Select all lines with the string "building" in them, and copy those lines.
## Start STORED ROWS
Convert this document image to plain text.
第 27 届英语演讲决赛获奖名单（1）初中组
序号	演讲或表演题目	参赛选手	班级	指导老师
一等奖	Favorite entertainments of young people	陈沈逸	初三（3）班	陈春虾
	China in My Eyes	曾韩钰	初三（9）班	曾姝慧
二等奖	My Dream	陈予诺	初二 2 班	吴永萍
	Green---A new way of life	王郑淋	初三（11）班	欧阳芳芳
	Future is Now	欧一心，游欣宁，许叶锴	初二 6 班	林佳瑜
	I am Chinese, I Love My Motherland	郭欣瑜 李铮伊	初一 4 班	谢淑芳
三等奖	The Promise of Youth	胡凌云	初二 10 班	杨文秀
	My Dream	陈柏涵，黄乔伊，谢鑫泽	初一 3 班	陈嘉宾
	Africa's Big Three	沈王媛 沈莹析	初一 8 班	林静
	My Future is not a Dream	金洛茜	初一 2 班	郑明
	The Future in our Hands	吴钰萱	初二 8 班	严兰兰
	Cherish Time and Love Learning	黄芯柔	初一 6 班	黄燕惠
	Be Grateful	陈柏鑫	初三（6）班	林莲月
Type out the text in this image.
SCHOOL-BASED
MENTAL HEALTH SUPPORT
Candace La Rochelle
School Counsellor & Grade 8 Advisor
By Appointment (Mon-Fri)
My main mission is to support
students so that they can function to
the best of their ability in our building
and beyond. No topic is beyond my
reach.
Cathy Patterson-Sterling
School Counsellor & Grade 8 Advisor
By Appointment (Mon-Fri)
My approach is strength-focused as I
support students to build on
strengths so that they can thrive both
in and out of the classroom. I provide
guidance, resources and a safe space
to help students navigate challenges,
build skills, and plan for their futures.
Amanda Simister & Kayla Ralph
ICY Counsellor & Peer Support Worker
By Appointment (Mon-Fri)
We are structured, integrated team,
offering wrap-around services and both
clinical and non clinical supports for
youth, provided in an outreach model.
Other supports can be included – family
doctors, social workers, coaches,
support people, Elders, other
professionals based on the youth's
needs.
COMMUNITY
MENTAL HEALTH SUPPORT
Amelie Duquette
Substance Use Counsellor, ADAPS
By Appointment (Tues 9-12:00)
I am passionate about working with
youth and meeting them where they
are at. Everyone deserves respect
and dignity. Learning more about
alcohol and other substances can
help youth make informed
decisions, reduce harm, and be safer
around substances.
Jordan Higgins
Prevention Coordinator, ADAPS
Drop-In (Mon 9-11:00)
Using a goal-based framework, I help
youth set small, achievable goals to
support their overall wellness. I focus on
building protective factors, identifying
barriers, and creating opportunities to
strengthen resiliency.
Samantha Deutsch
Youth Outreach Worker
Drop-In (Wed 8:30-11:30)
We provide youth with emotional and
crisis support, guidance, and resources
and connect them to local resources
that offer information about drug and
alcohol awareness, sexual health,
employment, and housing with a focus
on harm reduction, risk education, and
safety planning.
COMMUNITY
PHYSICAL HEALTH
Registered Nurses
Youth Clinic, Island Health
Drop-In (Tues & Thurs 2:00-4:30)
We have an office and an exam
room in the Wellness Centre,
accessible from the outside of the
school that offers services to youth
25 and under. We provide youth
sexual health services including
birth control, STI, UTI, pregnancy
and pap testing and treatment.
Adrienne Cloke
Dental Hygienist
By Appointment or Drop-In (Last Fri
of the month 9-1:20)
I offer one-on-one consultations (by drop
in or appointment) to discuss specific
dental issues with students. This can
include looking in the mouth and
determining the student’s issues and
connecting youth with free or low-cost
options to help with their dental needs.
## End STORED ROWS
#### [OUTPUT FOR THIS TASK]
the best of their ability in our building
building protective factors, identifying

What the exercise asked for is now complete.